# RECORDS PROVIDED:
★ ★ ★ ★ ★

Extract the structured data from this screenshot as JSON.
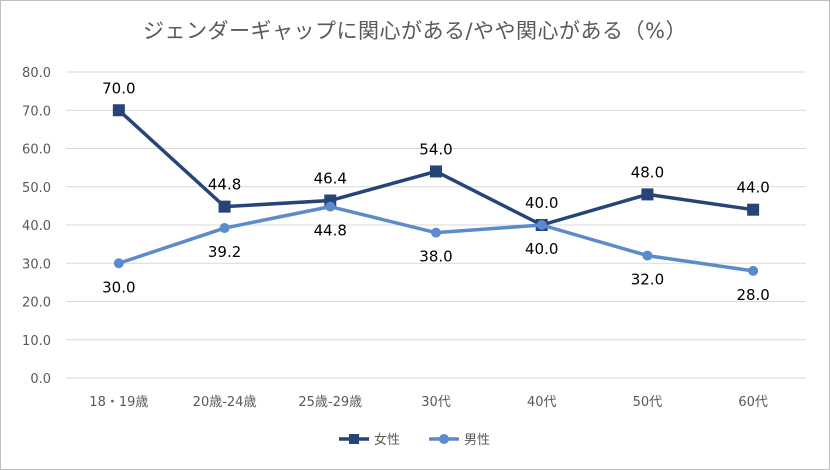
{
  "chart_data": {
    "type": "line",
    "title": "ジェンダーギャップに関心がある/やや関心がある（%）",
    "categories": [
      "18・19歳",
      "20歳-24歳",
      "25歳-29歳",
      "30代",
      "40代",
      "50代",
      "60代"
    ],
    "series": [
      {
        "name": "女性",
        "values": [
          70.0,
          44.8,
          46.4,
          54.0,
          40.0,
          48.0,
          44.0
        ],
        "color": "#264478",
        "marker": "square",
        "label_position": "above"
      },
      {
        "name": "男性",
        "values": [
          30.0,
          39.2,
          44.8,
          38.0,
          40.0,
          32.0,
          28.0
        ],
        "color": "#5B8BCB",
        "marker": "circle",
        "label_position": "below"
      }
    ],
    "ylim": [
      0,
      80
    ],
    "yticks": [
      "0.0",
      "10.0",
      "20.0",
      "30.0",
      "40.0",
      "50.0",
      "60.0",
      "70.0",
      "80.0"
    ],
    "grid": true,
    "legend": "bottom"
  }
}
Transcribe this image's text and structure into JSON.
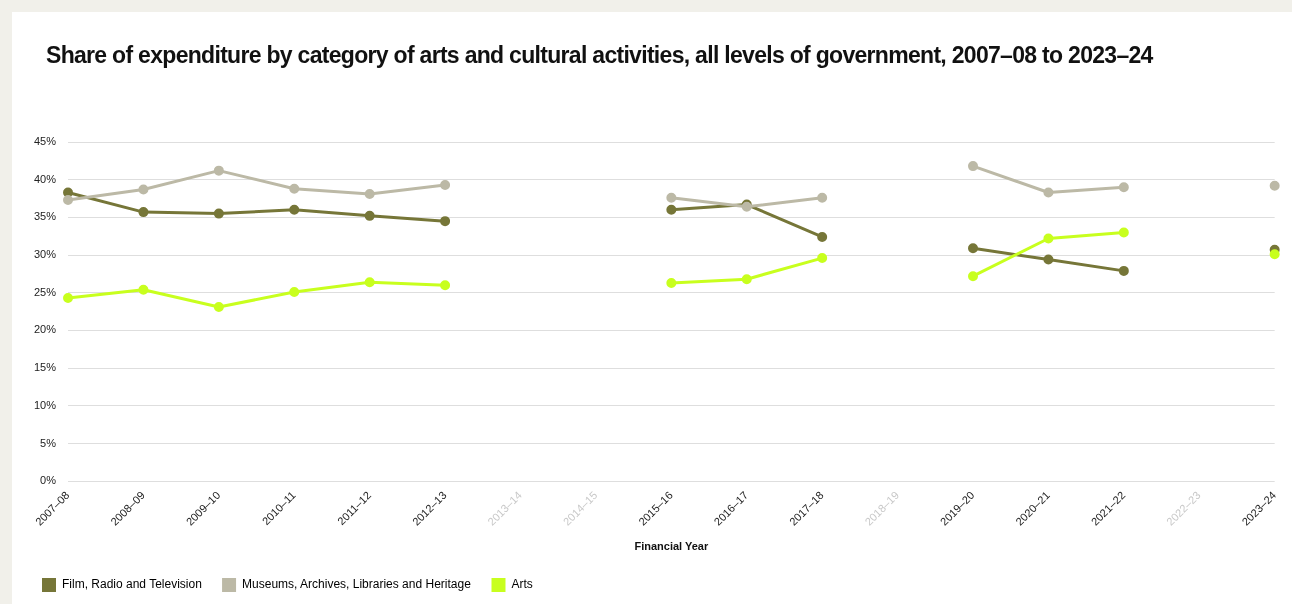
{
  "chart_data": {
    "type": "line",
    "title": "Share of expenditure by category of arts and cultural activities, all levels of government, 2007–08 to 2023–24",
    "xlabel": "Financial Year",
    "categories": [
      "2007–08",
      "2008–09",
      "2009–10",
      "2010–11",
      "2011–12",
      "2012–13",
      "2013–14",
      "2014–15",
      "2015–16",
      "2016–17",
      "2017–18",
      "2018–19",
      "2019–20",
      "2020–21",
      "2021–22",
      "2022–23",
      "2023–24"
    ],
    "series": [
      {
        "name": "Film, Radio and Television",
        "color": "#767638",
        "values": [
          38.3,
          35.7,
          35.5,
          36.0,
          35.2,
          34.5,
          null,
          null,
          36.0,
          36.7,
          32.4,
          null,
          30.9,
          29.4,
          27.9,
          null,
          30.7
        ]
      },
      {
        "name": "Museums, Archives, Libraries and Heritage",
        "color": "#bcb9a6",
        "values": [
          37.3,
          38.7,
          41.2,
          38.8,
          38.1,
          39.3,
          null,
          null,
          37.6,
          36.4,
          37.6,
          null,
          41.8,
          38.3,
          39.0,
          null,
          39.2
        ]
      },
      {
        "name": "Arts",
        "color": "#c8ff1e",
        "values": [
          24.3,
          25.4,
          23.1,
          25.1,
          26.4,
          26.0,
          null,
          null,
          26.3,
          26.8,
          29.6,
          null,
          27.2,
          32.2,
          33.0,
          null,
          30.1
        ]
      }
    ],
    "ylim": [
      0,
      45
    ],
    "yticks": [
      {
        "value": 0,
        "label": "0%"
      },
      {
        "value": 5,
        "label": "5%"
      },
      {
        "value": 10,
        "label": "10%"
      },
      {
        "value": 15,
        "label": "15%"
      },
      {
        "value": 20,
        "label": "20%"
      },
      {
        "value": 25,
        "label": "25%"
      },
      {
        "value": 30,
        "label": "30%"
      },
      {
        "value": 35,
        "label": "35%"
      },
      {
        "value": 40,
        "label": "40%"
      },
      {
        "value": 45,
        "label": "45%"
      }
    ],
    "grid": "y",
    "legend": "bottom left",
    "marker": "circle",
    "line_style": "solid"
  }
}
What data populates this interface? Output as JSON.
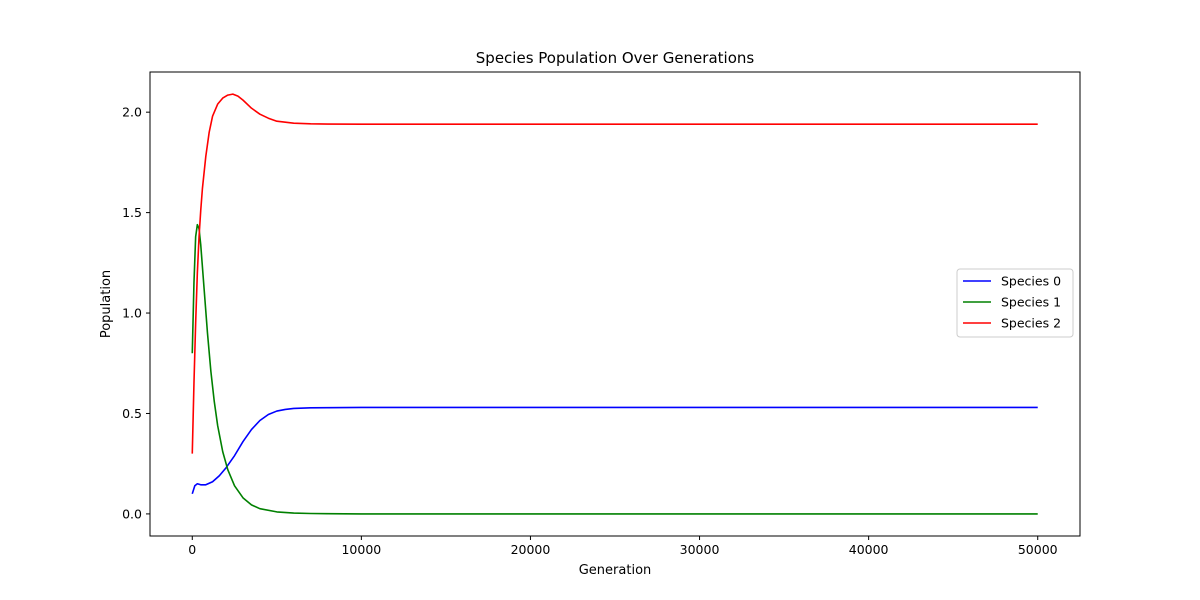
{
  "chart_data": {
    "type": "line",
    "title": "Species Population Over Generations",
    "xlabel": "Generation",
    "ylabel": "Population",
    "xlim": [
      -2500,
      52500
    ],
    "ylim": [
      -0.11,
      2.2
    ],
    "xticks": [
      0,
      10000,
      20000,
      30000,
      40000,
      50000
    ],
    "xtick_labels": [
      "0",
      "10000",
      "20000",
      "30000",
      "40000",
      "50000"
    ],
    "yticks": [
      0.0,
      0.5,
      1.0,
      1.5,
      2.0
    ],
    "ytick_labels": [
      "0.0",
      "0.5",
      "1.0",
      "1.5",
      "2.0"
    ],
    "grid": false,
    "legend_position": "center-right",
    "series": [
      {
        "name": "Species 0",
        "color": "#0000ff",
        "x": [
          0,
          150,
          300,
          500,
          800,
          1200,
          1600,
          2000,
          2500,
          3000,
          3500,
          4000,
          4500,
          5000,
          5500,
          6000,
          7000,
          8000,
          10000,
          15000,
          20000,
          30000,
          40000,
          50000
        ],
        "y": [
          0.1,
          0.14,
          0.15,
          0.145,
          0.145,
          0.16,
          0.19,
          0.23,
          0.29,
          0.36,
          0.42,
          0.465,
          0.495,
          0.512,
          0.52,
          0.525,
          0.528,
          0.529,
          0.53,
          0.53,
          0.53,
          0.53,
          0.53,
          0.53
        ]
      },
      {
        "name": "Species 1",
        "color": "#008000",
        "x": [
          0,
          100,
          200,
          300,
          400,
          500,
          700,
          900,
          1100,
          1300,
          1500,
          1800,
          2100,
          2500,
          3000,
          3500,
          4000,
          5000,
          6000,
          7000,
          8000,
          10000,
          15000,
          20000,
          30000,
          40000,
          50000
        ],
        "y": [
          0.8,
          1.15,
          1.38,
          1.44,
          1.42,
          1.34,
          1.12,
          0.9,
          0.71,
          0.56,
          0.44,
          0.31,
          0.22,
          0.14,
          0.08,
          0.045,
          0.026,
          0.01,
          0.004,
          0.002,
          0.001,
          0.0,
          0.0,
          0.0,
          0.0,
          0.0,
          0.0
        ]
      },
      {
        "name": "Species 2",
        "color": "#ff0000",
        "x": [
          0,
          100,
          200,
          300,
          400,
          500,
          600,
          800,
          1000,
          1200,
          1500,
          1800,
          2100,
          2400,
          2700,
          3000,
          3500,
          4000,
          4500,
          5000,
          6000,
          7000,
          8000,
          10000,
          15000,
          20000,
          30000,
          40000,
          50000
        ],
        "y": [
          0.3,
          0.65,
          0.95,
          1.2,
          1.38,
          1.51,
          1.62,
          1.78,
          1.9,
          1.98,
          2.04,
          2.07,
          2.085,
          2.09,
          2.08,
          2.06,
          2.02,
          1.99,
          1.97,
          1.955,
          1.945,
          1.942,
          1.941,
          1.94,
          1.94,
          1.94,
          1.94,
          1.94,
          1.94
        ]
      }
    ]
  }
}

★ ★ ★ ★ ★

# GIVEN TASK:
Copy the entries above faithfully and omit every image.

# ANSWER TO THIS PROBLEM:
Extract the structured data from this screenshot as JSON.
{
  "chart_data": {
    "type": "line",
    "title": "ジェンダーギャップに関心がある/やや関心がある（%）",
    "categories": [
      "18・19歳",
      "20歳-24歳",
      "25歳-29歳",
      "30代",
      "40代",
      "50代",
      "60代"
    ],
    "series": [
      {
        "name": "女性",
        "values": [
          70.0,
          44.8,
          46.4,
          54.0,
          40.0,
          48.0,
          44.0
        ],
        "color": "#264478",
        "marker": "square",
        "label_position": "above"
      },
      {
        "name": "男性",
        "values": [
          30.0,
          39.2,
          44.8,
          38.0,
          40.0,
          32.0,
          28.0
        ],
        "color": "#5B8BCB",
        "marker": "circle",
        "label_position": "below"
      }
    ],
    "ylim": [
      0,
      80
    ],
    "yticks": [
      "0.0",
      "10.0",
      "20.0",
      "30.0",
      "40.0",
      "50.0",
      "60.0",
      "70.0",
      "80.0"
    ],
    "grid": true,
    "legend": "bottom"
  }
}
Transcribe this image's text and structure into JSON.
{
  "chart_data": {
    "type": "line",
    "title": "Share of expenditure by category of arts and cultural activities, all levels of government, 2007–08 to 2023–24",
    "xlabel": "Financial Year",
    "categories": [
      "2007–08",
      "2008–09",
      "2009–10",
      "2010–11",
      "2011–12",
      "2012–13",
      "2013–14",
      "2014–15",
      "2015–16",
      "2016–17",
      "2017–18",
      "2018–19",
      "2019–20",
      "2020–21",
      "2021–22",
      "2022–23",
      "2023–24"
    ],
    "series": [
      {
        "name": "Film, Radio and Television",
        "color": "#767638",
        "values": [
          38.3,
          35.7,
          35.5,
          36.0,
          35.2,
          34.5,
          null,
          null,
          36.0,
          36.7,
          32.4,
          null,
          30.9,
          29.4,
          27.9,
          null,
          30.7
        ]
      },
      {
        "name": "Museums, Archives, Libraries and Heritage",
        "color": "#bcb9a6",
        "values": [
          37.3,
          38.7,
          41.2,
          38.8,
          38.1,
          39.3,
          null,
          null,
          37.6,
          36.4,
          37.6,
          null,
          41.8,
          38.3,
          39.0,
          null,
          39.2
        ]
      },
      {
        "name": "Arts",
        "color": "#c8ff1e",
        "values": [
          24.3,
          25.4,
          23.1,
          25.1,
          26.4,
          26.0,
          null,
          null,
          26.3,
          26.8,
          29.6,
          null,
          27.2,
          32.2,
          33.0,
          null,
          30.1
        ]
      }
    ],
    "ylim": [
      0,
      45
    ],
    "yticks": [
      {
        "value": 0,
        "label": "0%"
      },
      {
        "value": 5,
        "label": "5%"
      },
      {
        "value": 10,
        "label": "10%"
      },
      {
        "value": 15,
        "label": "15%"
      },
      {
        "value": 20,
        "label": "20%"
      },
      {
        "value": 25,
        "label": "25%"
      },
      {
        "value": 30,
        "label": "30%"
      },
      {
        "value": 35,
        "label": "35%"
      },
      {
        "value": 40,
        "label": "40%"
      },
      {
        "value": 45,
        "label": "45%"
      }
    ],
    "grid": "y",
    "legend": "bottom left",
    "marker": "circle",
    "line_style": "solid"
  }
}
What data populates this interface? Output as JSON.
{
  "chart_data": {
    "type": "line",
    "title": "Species Population Over Generations",
    "xlabel": "Generation",
    "ylabel": "Population",
    "xlim": [
      -2500,
      52500
    ],
    "ylim": [
      -0.11,
      2.2
    ],
    "xticks": [
      0,
      10000,
      20000,
      30000,
      40000,
      50000
    ],
    "xtick_labels": [
      "0",
      "10000",
      "20000",
      "30000",
      "40000",
      "50000"
    ],
    "yticks": [
      0.0,
      0.5,
      1.0,
      1.5,
      2.0
    ],
    "ytick_labels": [
      "0.0",
      "0.5",
      "1.0",
      "1.5",
      "2.0"
    ],
    "grid": false,
    "legend_position": "center-right",
    "series": [
      {
        "name": "Species 0",
        "color": "#0000ff",
        "x": [
          0,
          150,
          300,
          500,
          800,
          1200,
          1600,
          2000,
          2500,
          3000,
          3500,
          4000,
          4500,
          5000,
          5500,
          6000,
          7000,
          8000,
          10000,
          15000,
          20000,
          30000,
          40000,
          50000
        ],
        "y": [
          0.1,
          0.14,
          0.15,
          0.145,
          0.145,
          0.16,
          0.19,
          0.23,
          0.29,
          0.36,
          0.42,
          0.465,
          0.495,
          0.512,
          0.52,
          0.525,
          0.528,
          0.529,
          0.53,
          0.53,
          0.53,
          0.53,
          0.53,
          0.53
        ]
      },
      {
        "name": "Species 1",
        "color": "#008000",
        "x": [
          0,
          100,
          200,
          300,
          400,
          500,
          700,
          900,
          1100,
          1300,
          1500,
          1800,
          2100,
          2500,
          3000,
          3500,
          4000,
          5000,
          6000,
          7000,
          8000,
          10000,
          15000,
          20000,
          30000,
          40000,
          50000
        ],
        "y": [
          0.8,
          1.15,
          1.38,
          1.44,
          1.42,
          1.34,
          1.12,
          0.9,
          0.71,
          0.56,
          0.44,
          0.31,
          0.22,
          0.14,
          0.08,
          0.045,
          0.026,
          0.01,
          0.004,
          0.002,
          0.001,
          0.0,
          0.0,
          0.0,
          0.0,
          0.0,
          0.0
        ]
      },
      {
        "name": "Species 2",
        "color": "#ff0000",
        "x": [
          0,
          100,
          200,
          300,
          400,
          500,
          600,
          800,
          1000,
          1200,
          1500,
          1800,
          2100,
          2400,
          2700,
          3000,
          3500,
          4000,
          4500,
          5000,
          6000,
          7000,
          8000,
          10000,
          15000,
          20000,
          30000,
          40000,
          50000
        ],
        "y": [
          0.3,
          0.65,
          0.95,
          1.2,
          1.38,
          1.51,
          1.62,
          1.78,
          1.9,
          1.98,
          2.04,
          2.07,
          2.085,
          2.09,
          2.08,
          2.06,
          2.02,
          1.99,
          1.97,
          1.955,
          1.945,
          1.942,
          1.941,
          1.94,
          1.94,
          1.94,
          1.94,
          1.94,
          1.94
        ]
      }
    ]
  }
}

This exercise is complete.